→ **Given records**

--------

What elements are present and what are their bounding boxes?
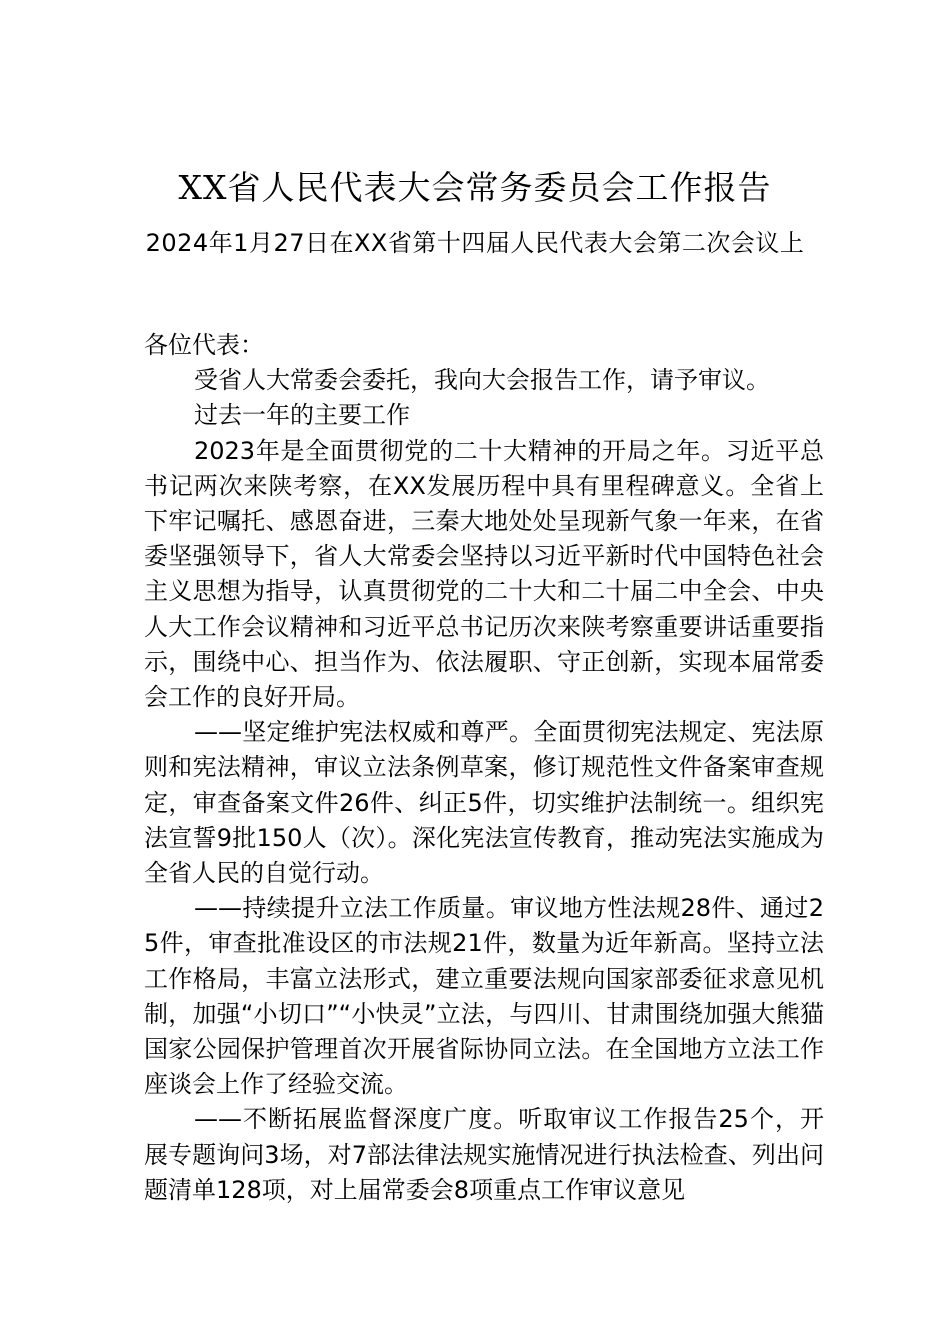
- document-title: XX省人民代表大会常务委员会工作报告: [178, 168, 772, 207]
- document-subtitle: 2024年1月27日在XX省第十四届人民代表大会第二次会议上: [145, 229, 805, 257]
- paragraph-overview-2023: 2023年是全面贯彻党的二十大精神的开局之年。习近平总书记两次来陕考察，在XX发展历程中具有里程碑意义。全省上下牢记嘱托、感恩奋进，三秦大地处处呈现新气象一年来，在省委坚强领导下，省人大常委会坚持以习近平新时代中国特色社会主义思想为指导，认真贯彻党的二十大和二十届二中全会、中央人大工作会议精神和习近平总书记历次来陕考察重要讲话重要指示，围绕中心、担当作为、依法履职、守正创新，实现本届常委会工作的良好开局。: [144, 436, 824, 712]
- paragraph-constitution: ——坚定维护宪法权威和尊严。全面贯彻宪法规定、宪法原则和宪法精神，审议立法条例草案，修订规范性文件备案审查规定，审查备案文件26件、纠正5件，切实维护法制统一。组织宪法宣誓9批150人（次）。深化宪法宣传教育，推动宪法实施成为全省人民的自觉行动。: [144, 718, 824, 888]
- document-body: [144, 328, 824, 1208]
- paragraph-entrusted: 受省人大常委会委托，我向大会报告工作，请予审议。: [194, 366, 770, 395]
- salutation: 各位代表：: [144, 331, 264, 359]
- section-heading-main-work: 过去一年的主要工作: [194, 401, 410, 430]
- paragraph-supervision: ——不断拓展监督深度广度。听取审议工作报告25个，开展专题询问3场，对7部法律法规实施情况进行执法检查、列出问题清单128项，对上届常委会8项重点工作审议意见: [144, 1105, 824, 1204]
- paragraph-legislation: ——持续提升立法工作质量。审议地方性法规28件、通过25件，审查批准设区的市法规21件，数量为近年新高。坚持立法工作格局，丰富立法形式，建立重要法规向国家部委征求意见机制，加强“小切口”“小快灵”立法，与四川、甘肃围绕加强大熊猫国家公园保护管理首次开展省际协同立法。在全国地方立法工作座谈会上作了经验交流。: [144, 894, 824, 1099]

--------

→ **What the task asks**
Switch "paragraph-supervision" to "paragraph-oversight" in the items above, changing nothing else, and reproduce all the items without the pictures.

→ **The answer**
What elements are present and what are their bounding boxes?
- document-title: XX省人民代表大会常务委员会工作报告: [178, 168, 772, 207]
- document-subtitle: 2024年1月27日在XX省第十四届人民代表大会第二次会议上: [145, 229, 805, 257]
- paragraph-overview-2023: 2023年是全面贯彻党的二十大精神的开局之年。习近平总书记两次来陕考察，在XX发展历程中具有里程碑意义。全省上下牢记嘱托、感恩奋进，三秦大地处处呈现新气象一年来，在省委坚强领导下，省人大常委会坚持以习近平新时代中国特色社会主义思想为指导，认真贯彻党的二十大和二十届二中全会、中央人大工作会议精神和习近平总书记历次来陕考察重要讲话重要指示，围绕中心、担当作为、依法履职、守正创新，实现本届常委会工作的良好开局。: [144, 436, 824, 712]
- paragraph-constitution: ——坚定维护宪法权威和尊严。全面贯彻宪法规定、宪法原则和宪法精神，审议立法条例草案，修订规范性文件备案审查规定，审查备案文件26件、纠正5件，切实维护法制统一。组织宪法宣誓9批150人（次）。深化宪法宣传教育，推动宪法实施成为全省人民的自觉行动。: [144, 718, 824, 888]
- document-body: [144, 328, 824, 1208]
- paragraph-entrusted: 受省人大常委会委托，我向大会报告工作，请予审议。: [194, 366, 770, 395]
- salutation: 各位代表：: [144, 331, 264, 359]
- section-heading-main-work: 过去一年的主要工作: [194, 401, 410, 430]
- paragraph-oversight: ——不断拓展监督深度广度。听取审议工作报告25个，开展专题询问3场，对7部法律法规实施情况进行执法检查、列出问题清单128项，对上届常委会8项重点工作审议意见: [144, 1105, 824, 1204]
- paragraph-legislation: ——持续提升立法工作质量。审议地方性法规28件、通过25件，审查批准设区的市法规21件，数量为近年新高。坚持立法工作格局，丰富立法形式，建立重要法规向国家部委征求意见机制，加强“小切口”“小快灵”立法，与四川、甘肃围绕加强大熊猫国家公园保护管理首次开展省际协同立法。在全国地方立法工作座谈会上作了经验交流。: [144, 894, 824, 1099]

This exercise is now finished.